Exercise brief: Gather up the lines with the word "colors" in them.

Data for the task:
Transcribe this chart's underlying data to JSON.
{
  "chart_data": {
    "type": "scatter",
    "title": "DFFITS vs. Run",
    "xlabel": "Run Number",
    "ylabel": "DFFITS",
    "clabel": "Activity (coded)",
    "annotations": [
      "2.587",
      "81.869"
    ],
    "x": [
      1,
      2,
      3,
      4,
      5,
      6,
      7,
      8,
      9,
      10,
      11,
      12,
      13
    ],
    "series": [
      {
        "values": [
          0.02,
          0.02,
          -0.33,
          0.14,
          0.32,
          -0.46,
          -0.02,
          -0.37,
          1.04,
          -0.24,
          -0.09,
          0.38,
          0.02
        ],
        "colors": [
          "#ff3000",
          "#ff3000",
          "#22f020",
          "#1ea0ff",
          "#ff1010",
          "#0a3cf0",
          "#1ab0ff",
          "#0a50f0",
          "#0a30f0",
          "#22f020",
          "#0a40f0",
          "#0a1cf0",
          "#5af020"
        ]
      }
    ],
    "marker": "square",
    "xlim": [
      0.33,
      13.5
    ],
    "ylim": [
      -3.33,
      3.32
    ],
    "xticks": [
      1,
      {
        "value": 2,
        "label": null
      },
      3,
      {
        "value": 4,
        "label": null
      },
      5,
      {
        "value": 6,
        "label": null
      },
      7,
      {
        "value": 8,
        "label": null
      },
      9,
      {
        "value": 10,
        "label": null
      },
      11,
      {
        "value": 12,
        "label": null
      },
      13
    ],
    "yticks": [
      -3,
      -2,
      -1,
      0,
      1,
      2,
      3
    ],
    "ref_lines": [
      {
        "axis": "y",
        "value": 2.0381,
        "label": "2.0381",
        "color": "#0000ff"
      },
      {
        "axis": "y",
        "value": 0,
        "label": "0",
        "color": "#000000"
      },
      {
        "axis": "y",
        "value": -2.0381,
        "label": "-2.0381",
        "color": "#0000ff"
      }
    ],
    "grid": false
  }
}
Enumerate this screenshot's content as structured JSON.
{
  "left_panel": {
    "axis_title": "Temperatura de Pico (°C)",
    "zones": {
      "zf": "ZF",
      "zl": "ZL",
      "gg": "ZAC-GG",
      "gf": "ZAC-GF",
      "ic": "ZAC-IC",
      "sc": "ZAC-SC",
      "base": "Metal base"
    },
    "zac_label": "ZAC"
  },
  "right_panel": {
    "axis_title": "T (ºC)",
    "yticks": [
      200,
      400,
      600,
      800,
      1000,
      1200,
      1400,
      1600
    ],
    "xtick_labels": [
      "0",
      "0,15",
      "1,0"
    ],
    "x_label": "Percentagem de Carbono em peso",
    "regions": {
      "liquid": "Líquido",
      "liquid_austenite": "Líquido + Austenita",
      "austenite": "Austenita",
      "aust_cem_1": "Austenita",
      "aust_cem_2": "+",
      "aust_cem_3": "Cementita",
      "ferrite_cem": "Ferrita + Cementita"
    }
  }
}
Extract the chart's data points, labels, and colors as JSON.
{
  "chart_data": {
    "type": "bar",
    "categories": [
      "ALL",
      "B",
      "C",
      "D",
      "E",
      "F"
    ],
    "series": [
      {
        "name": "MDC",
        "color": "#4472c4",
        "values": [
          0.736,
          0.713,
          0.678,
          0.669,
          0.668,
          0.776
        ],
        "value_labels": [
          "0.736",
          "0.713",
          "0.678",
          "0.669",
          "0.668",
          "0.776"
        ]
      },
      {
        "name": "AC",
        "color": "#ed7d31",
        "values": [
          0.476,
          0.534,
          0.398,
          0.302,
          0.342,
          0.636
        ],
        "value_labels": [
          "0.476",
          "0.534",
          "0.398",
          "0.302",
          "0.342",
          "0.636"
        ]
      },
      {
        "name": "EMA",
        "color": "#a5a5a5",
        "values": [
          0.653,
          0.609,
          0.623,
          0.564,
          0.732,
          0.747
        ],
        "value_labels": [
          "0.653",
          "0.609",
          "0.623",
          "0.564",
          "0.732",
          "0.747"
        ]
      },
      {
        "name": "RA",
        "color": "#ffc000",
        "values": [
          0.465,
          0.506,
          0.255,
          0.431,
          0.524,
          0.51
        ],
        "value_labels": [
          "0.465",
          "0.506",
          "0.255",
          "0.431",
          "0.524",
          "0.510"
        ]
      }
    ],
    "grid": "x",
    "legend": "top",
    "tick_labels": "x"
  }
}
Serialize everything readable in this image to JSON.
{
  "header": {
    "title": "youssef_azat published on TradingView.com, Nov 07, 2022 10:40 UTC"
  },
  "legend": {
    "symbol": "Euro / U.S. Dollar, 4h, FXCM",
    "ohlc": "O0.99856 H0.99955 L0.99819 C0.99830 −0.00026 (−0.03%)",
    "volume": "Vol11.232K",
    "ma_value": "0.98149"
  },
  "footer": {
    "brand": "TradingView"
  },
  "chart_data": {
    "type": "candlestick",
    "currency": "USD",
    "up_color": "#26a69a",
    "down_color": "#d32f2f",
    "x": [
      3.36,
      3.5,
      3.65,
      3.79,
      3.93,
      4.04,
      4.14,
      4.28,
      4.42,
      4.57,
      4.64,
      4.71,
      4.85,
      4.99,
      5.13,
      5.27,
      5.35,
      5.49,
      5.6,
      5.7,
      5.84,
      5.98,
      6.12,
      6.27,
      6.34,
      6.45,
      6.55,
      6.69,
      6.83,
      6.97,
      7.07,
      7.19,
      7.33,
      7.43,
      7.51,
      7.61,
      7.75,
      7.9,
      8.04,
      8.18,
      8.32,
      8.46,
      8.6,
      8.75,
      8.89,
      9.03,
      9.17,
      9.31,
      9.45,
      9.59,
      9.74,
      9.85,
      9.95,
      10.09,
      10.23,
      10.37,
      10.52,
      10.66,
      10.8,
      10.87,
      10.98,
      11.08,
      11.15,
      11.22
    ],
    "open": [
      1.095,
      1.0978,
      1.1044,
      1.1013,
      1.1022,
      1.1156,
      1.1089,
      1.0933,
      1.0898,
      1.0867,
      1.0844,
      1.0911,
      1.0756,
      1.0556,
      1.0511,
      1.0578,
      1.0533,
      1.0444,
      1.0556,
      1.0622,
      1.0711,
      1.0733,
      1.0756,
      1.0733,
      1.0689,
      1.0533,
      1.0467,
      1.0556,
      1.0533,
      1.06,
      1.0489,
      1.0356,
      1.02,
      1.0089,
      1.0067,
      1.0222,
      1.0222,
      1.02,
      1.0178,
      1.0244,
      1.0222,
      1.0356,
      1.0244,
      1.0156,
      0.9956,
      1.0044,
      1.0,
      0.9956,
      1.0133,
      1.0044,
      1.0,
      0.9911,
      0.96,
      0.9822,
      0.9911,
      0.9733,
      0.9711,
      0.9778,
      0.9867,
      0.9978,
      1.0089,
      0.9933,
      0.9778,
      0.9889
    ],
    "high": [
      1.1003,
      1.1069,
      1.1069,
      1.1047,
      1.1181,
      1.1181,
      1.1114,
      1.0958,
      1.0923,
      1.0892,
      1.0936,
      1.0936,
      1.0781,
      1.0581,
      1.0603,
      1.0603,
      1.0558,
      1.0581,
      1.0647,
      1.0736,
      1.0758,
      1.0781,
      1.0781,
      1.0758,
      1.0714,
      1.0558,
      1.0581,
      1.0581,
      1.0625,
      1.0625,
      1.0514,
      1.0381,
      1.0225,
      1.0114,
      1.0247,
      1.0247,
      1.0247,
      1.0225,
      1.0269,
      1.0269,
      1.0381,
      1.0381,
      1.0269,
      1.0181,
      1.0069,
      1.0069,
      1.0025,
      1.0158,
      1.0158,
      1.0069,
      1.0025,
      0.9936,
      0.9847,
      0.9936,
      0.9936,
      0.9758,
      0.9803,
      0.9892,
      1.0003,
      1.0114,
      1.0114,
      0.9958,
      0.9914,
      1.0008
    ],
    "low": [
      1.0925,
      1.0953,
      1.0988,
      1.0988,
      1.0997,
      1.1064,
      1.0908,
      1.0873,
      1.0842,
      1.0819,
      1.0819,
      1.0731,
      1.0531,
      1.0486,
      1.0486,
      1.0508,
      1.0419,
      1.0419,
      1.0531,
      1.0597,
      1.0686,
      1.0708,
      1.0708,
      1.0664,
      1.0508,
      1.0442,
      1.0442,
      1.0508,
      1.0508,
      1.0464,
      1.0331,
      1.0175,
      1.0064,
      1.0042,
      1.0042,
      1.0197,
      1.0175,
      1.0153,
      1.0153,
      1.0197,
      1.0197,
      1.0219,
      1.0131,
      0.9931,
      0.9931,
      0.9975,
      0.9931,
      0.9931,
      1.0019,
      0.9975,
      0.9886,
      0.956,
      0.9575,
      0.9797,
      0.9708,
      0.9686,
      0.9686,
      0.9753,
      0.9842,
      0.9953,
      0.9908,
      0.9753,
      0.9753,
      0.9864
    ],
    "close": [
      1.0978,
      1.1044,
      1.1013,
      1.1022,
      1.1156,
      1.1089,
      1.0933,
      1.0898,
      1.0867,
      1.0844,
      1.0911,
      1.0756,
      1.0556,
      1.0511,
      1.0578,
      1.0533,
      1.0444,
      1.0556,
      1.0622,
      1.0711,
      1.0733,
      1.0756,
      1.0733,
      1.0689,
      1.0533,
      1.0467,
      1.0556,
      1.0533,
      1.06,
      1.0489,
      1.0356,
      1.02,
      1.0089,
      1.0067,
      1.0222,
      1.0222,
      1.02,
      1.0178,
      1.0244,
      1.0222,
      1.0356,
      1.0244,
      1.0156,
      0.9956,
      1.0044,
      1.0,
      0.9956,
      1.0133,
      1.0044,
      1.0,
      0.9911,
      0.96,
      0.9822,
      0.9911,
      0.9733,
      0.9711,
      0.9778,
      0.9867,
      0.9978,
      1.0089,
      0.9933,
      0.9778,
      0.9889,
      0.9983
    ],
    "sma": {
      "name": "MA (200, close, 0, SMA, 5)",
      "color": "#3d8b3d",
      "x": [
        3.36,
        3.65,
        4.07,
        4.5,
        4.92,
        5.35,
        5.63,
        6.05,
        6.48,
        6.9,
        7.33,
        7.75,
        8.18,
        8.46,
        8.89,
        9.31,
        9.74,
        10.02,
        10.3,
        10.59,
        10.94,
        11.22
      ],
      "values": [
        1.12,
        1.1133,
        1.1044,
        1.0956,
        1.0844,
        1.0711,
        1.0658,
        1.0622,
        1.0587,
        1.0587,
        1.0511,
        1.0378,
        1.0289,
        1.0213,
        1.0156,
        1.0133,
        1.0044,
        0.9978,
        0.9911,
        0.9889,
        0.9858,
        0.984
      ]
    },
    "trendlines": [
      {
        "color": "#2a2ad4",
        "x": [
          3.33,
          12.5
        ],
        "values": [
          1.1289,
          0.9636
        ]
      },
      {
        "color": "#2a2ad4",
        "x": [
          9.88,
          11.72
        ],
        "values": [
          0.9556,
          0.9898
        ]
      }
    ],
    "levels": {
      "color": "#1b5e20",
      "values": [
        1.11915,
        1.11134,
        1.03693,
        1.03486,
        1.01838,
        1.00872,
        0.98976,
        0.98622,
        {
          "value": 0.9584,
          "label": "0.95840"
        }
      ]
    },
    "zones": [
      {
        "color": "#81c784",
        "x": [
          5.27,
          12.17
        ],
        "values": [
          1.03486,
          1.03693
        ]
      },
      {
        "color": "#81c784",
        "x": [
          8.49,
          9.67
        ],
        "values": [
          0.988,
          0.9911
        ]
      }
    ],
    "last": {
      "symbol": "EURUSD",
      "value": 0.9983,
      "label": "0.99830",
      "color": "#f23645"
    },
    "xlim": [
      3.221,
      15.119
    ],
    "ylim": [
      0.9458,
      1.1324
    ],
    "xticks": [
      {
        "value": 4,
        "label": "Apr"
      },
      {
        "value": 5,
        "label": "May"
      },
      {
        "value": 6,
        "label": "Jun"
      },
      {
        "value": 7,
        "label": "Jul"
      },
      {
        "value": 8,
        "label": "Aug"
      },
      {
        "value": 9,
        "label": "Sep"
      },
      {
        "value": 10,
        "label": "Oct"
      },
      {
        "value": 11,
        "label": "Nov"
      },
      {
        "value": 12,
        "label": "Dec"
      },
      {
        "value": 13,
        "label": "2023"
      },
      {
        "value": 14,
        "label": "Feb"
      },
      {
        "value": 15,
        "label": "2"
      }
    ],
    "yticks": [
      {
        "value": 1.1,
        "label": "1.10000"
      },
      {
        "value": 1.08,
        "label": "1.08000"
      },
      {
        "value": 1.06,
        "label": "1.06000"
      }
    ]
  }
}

Result for this task:
        "colors": [
Extract the chart's data points, labels, and colors as JSON.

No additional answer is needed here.